Dataset entries:

————————

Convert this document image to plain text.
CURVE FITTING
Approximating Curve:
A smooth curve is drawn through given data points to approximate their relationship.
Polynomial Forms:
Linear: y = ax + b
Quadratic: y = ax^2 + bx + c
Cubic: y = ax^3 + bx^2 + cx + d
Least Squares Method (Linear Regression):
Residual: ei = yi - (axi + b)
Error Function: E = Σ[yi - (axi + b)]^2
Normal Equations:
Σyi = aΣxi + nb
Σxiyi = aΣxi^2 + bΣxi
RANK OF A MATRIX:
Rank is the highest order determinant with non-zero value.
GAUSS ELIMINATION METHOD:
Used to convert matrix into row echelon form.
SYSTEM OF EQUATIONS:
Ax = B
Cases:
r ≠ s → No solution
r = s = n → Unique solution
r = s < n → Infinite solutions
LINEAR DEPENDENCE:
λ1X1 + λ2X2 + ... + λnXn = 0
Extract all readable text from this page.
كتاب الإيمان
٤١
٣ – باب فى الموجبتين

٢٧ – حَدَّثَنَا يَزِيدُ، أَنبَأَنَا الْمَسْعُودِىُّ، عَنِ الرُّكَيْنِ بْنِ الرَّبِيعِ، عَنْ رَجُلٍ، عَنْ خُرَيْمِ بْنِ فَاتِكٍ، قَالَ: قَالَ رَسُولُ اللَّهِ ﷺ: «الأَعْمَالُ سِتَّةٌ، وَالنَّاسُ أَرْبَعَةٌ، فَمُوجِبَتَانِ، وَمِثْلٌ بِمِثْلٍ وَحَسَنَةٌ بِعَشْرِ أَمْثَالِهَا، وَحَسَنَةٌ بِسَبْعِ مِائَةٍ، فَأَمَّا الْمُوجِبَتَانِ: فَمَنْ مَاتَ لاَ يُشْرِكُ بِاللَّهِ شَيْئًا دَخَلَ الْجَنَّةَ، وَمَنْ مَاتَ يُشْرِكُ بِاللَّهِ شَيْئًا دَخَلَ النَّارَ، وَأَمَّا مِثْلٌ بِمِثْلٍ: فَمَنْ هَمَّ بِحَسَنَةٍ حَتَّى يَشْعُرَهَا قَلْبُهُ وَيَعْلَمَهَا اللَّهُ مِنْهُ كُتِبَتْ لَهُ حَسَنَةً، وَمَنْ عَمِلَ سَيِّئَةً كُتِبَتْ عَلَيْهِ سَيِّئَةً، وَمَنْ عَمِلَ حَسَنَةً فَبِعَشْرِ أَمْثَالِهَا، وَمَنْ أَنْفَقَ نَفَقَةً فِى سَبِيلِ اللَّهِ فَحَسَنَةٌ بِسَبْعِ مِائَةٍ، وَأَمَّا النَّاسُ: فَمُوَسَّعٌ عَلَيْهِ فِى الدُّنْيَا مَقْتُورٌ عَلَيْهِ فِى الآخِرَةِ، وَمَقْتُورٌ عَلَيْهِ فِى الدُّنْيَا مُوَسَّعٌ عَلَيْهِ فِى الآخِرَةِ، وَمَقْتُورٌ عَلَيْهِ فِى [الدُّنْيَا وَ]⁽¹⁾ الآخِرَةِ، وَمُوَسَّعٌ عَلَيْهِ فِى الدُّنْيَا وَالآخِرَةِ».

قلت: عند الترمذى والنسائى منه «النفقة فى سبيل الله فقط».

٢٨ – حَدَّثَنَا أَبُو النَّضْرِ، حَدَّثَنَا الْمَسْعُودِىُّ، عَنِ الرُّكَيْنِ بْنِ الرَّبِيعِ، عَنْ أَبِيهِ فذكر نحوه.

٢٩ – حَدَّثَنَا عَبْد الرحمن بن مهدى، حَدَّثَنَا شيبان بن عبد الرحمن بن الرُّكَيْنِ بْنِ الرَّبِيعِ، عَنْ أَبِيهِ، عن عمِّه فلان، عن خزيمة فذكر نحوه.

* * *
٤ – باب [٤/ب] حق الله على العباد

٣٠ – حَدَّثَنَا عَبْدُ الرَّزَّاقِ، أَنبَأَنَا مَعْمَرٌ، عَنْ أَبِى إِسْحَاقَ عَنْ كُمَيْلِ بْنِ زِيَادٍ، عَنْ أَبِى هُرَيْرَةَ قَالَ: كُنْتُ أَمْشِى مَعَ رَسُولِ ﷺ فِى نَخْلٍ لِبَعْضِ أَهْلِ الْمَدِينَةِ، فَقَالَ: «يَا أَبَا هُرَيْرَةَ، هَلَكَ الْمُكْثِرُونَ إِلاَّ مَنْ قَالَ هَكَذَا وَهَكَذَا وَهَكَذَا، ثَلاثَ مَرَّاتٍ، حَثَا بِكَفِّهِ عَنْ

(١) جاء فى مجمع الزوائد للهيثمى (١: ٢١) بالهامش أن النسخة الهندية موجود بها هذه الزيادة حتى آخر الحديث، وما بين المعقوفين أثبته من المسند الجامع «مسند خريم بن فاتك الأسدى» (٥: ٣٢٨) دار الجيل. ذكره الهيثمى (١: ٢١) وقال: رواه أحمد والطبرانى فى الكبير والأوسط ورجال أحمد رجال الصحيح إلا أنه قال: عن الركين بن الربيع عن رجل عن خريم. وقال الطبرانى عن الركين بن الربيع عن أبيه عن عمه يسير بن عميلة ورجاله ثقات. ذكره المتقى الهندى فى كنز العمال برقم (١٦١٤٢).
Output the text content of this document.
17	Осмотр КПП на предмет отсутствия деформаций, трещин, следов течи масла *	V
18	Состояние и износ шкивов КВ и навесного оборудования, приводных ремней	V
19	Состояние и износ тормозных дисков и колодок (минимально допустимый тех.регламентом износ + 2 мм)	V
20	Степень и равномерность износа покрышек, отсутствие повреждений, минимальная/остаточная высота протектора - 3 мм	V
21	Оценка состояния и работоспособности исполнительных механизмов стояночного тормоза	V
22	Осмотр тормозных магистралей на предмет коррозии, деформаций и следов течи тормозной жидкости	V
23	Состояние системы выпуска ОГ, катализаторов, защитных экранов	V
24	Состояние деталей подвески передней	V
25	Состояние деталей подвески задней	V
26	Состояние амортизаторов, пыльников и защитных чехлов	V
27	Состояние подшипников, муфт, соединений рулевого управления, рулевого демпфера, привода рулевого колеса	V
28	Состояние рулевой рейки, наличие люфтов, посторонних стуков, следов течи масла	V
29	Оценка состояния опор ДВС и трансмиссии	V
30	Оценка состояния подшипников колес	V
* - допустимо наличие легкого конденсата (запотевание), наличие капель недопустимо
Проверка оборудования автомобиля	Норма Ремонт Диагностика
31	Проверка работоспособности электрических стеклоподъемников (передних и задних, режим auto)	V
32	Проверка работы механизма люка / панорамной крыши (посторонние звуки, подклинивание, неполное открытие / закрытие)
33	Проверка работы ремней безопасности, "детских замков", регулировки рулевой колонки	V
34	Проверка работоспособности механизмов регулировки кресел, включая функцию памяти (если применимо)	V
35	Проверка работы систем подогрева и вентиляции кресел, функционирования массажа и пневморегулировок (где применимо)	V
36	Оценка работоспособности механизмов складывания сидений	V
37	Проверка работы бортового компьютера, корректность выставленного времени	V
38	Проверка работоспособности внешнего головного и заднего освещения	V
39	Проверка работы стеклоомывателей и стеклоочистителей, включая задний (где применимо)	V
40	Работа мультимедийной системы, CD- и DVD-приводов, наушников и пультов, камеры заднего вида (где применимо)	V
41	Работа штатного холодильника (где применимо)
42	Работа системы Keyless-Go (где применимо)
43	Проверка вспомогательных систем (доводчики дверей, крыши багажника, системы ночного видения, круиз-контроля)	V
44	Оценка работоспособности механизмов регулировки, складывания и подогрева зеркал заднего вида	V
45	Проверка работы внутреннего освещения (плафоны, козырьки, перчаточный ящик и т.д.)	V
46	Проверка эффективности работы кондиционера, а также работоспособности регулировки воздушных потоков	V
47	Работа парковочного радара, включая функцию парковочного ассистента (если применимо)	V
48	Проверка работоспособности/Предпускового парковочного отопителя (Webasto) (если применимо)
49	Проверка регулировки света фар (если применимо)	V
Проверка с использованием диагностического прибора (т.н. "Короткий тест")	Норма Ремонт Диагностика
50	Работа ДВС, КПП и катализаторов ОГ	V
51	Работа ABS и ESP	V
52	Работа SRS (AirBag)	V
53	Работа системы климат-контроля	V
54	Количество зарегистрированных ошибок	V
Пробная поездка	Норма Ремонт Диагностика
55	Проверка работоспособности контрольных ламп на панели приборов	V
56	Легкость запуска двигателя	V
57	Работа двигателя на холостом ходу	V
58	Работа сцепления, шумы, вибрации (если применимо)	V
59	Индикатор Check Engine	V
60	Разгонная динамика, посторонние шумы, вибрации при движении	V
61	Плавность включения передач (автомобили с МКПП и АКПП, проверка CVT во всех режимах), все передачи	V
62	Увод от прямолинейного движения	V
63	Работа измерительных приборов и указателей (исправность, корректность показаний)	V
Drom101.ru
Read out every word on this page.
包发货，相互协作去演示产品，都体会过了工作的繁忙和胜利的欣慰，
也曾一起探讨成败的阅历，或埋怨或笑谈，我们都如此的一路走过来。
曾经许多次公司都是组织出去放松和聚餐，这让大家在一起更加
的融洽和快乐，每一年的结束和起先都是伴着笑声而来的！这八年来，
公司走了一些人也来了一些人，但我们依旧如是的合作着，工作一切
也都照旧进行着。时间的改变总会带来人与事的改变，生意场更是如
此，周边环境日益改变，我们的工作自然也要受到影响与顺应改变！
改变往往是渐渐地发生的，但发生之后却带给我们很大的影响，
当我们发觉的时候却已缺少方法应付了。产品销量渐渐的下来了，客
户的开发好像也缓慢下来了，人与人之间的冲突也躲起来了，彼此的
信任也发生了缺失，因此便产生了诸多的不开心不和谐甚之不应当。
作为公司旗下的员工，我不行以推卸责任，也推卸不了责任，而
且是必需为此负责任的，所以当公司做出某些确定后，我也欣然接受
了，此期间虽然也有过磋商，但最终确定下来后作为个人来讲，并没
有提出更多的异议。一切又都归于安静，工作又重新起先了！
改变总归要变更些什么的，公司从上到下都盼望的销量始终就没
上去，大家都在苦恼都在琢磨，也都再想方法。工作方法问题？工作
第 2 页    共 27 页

————————

Short task ▸
From the line holding "Read out every word on this page." through the last line above, reproduce each line exactly and add nothing.

Written solution ▸
Read out every word on this page.
包发货，相互协作去演示产品，都体会过了工作的繁忙和胜利的欣慰，
也曾一起探讨成败的阅历，或埋怨或笑谈，我们都如此的一路走过来。
曾经许多次公司都是组织出去放松和聚餐，这让大家在一起更加
的融洽和快乐，每一年的结束和起先都是伴着笑声而来的！这八年来，
公司走了一些人也来了一些人，但我们依旧如是的合作着，工作一切
也都照旧进行着。时间的改变总会带来人与事的改变，生意场更是如
此，周边环境日益改变，我们的工作自然也要受到影响与顺应改变！
改变往往是渐渐地发生的，但发生之后却带给我们很大的影响，
当我们发觉的时候却已缺少方法应付了。产品销量渐渐的下来了，客
户的开发好像也缓慢下来了，人与人之间的冲突也躲起来了，彼此的
信任也发生了缺失，因此便产生了诸多的不开心不和谐甚之不应当。
作为公司旗下的员工，我不行以推卸责任，也推卸不了责任，而
且是必需为此负责任的，所以当公司做出某些确定后，我也欣然接受
了，此期间虽然也有过磋商，但最终确定下来后作为个人来讲，并没
有提出更多的异议。一切又都归于安静，工作又重新起先了！
改变总归要变更些什么的，公司从上到下都盼望的销量始终就没
上去，大家都在苦恼都在琢磨，也都再想方法。工作方法问题？工作
第 2 页    共 27 页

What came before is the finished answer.